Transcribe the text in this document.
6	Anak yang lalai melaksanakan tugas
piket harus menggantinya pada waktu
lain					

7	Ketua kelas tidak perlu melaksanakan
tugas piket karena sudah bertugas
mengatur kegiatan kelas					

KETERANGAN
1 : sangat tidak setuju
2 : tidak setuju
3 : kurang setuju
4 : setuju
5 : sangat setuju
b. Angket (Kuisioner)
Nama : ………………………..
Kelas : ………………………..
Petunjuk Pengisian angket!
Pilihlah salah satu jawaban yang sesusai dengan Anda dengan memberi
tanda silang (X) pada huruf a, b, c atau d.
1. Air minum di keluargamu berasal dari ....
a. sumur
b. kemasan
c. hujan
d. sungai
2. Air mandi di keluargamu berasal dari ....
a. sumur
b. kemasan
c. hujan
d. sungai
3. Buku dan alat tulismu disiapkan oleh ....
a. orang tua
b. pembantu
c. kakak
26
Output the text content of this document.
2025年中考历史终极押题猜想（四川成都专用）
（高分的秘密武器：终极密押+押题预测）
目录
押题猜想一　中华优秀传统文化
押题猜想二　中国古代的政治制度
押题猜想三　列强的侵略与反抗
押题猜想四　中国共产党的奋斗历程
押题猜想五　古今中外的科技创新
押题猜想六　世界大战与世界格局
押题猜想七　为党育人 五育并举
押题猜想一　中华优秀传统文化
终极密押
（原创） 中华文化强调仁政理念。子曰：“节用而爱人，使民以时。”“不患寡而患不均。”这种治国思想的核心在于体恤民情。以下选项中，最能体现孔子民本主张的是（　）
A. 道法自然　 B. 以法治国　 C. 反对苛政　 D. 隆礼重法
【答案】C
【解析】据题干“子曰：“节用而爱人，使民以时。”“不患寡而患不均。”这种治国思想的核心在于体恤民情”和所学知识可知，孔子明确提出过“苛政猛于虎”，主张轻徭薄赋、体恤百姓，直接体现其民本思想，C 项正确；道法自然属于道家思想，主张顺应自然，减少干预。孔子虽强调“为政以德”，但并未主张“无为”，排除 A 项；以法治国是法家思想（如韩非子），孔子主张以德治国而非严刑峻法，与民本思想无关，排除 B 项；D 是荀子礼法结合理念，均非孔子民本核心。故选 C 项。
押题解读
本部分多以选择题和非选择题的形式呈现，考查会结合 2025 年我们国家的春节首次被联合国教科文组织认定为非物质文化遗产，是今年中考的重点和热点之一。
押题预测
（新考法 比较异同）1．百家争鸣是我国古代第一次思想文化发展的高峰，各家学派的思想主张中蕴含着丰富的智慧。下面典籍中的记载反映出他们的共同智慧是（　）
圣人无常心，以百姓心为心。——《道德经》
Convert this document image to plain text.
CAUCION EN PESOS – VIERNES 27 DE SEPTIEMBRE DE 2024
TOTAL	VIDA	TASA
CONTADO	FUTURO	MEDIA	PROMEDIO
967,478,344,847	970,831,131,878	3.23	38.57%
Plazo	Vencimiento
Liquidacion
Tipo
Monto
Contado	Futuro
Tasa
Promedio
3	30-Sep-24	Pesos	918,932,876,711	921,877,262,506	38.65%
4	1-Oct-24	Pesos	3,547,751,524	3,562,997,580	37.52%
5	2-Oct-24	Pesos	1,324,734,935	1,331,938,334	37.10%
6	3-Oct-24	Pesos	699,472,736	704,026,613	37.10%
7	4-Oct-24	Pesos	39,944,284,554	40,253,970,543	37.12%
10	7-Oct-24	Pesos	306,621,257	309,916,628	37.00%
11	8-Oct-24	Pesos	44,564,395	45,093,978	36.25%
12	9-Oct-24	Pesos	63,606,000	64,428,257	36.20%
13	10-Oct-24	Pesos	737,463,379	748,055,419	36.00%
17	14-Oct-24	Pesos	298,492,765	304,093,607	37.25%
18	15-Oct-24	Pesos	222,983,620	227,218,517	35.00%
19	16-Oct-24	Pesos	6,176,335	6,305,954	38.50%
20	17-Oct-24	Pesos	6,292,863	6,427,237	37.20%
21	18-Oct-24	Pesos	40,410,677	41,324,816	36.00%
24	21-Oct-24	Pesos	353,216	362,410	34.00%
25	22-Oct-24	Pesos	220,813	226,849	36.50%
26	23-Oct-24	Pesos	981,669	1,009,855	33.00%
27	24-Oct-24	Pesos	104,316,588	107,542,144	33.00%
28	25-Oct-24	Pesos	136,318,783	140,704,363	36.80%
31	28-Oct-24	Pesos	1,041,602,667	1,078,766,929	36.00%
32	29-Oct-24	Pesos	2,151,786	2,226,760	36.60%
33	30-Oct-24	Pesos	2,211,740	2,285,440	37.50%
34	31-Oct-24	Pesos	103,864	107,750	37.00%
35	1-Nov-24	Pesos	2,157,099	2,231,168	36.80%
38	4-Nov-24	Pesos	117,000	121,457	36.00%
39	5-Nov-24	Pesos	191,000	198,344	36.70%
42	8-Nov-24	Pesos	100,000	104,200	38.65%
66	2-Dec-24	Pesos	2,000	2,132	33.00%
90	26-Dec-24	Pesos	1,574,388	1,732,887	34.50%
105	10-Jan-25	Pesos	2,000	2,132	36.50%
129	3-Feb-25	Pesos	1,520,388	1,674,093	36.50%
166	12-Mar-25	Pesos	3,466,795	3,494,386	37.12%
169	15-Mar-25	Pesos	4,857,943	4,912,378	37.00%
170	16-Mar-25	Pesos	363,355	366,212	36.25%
———
Going through the records above, state how many lines carry "tugas", with no other text.

2